### PROBLEM TO SOLVE
Pull out every line containing the string "scientific".

### DATA FOR THIS EXERCISE

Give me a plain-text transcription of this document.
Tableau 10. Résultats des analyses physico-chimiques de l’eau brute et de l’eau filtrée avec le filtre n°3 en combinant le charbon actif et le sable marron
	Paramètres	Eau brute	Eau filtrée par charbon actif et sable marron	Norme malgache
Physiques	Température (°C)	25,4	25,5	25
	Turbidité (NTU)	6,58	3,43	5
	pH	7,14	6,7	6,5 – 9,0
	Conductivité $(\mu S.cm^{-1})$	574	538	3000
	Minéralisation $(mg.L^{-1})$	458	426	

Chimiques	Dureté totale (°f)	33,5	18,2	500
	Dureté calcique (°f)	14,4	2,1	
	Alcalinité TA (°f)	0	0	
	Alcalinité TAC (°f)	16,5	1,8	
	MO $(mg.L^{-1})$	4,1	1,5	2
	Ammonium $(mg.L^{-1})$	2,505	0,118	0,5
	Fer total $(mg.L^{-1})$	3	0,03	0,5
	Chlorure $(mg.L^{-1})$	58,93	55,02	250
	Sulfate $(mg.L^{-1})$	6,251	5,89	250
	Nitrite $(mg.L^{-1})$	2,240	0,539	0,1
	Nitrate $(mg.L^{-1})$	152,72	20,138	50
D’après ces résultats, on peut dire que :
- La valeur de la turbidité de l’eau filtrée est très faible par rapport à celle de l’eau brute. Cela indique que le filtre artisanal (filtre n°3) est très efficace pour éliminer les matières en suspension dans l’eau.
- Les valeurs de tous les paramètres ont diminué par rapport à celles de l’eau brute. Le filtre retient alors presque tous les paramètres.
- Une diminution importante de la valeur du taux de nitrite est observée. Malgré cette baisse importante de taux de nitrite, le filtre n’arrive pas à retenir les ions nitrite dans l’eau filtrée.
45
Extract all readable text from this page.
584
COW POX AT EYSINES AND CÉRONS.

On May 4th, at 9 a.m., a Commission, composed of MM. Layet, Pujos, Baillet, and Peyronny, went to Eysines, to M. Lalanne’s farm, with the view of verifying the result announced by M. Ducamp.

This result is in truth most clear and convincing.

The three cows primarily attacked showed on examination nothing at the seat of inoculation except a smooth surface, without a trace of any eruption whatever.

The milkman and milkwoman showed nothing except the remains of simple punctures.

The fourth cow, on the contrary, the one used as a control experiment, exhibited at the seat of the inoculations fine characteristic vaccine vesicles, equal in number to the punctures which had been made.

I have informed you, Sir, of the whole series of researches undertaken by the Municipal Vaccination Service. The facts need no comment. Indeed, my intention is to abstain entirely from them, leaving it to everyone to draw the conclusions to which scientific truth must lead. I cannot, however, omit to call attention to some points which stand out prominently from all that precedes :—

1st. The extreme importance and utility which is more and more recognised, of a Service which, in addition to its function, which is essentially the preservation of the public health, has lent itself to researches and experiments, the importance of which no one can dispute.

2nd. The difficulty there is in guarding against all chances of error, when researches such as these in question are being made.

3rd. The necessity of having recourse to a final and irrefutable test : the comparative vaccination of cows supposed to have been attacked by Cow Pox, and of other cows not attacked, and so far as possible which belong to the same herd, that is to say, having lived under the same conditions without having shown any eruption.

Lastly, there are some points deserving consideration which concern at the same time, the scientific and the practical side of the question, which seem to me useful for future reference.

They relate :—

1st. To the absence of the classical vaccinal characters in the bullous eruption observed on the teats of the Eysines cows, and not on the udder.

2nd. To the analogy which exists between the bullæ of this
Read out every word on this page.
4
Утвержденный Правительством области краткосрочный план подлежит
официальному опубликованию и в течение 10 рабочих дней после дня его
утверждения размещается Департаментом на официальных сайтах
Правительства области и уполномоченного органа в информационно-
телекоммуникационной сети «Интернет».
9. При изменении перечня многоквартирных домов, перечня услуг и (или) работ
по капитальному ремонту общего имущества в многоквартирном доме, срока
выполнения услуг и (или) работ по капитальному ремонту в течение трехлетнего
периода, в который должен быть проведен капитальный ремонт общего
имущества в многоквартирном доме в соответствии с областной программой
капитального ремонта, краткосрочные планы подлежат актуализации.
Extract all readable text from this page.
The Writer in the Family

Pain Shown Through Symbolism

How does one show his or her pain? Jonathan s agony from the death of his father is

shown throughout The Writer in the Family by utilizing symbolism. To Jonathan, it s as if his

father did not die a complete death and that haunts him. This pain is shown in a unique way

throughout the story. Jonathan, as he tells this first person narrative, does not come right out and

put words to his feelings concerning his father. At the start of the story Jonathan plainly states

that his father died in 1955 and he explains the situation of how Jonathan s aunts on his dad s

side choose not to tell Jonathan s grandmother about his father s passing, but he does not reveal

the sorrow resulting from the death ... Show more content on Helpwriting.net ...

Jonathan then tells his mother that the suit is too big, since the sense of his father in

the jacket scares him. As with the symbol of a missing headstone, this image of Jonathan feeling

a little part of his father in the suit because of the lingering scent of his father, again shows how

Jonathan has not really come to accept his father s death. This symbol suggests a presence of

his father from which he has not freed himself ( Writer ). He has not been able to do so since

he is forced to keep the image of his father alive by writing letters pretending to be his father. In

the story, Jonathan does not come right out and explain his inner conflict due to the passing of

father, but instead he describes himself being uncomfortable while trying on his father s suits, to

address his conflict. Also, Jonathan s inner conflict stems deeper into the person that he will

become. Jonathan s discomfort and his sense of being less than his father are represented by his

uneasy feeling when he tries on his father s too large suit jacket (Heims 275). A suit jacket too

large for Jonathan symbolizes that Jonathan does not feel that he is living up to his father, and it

### RESULT
I have informed you, Sir, of the whole series of researches undertaken by the Municipal Vaccination Service. The facts need no comment. Indeed, my intention is to abstain entirely from them, leaving it to everyone to draw the conclusions to which scientific truth must lead. I cannot, however, omit to call attention to some points which stand out prominently from all that precedes :—
Lastly, there are some points deserving consideration which concern at the same time, the scientific and the practical side of the question, which seem to me useful for future reference.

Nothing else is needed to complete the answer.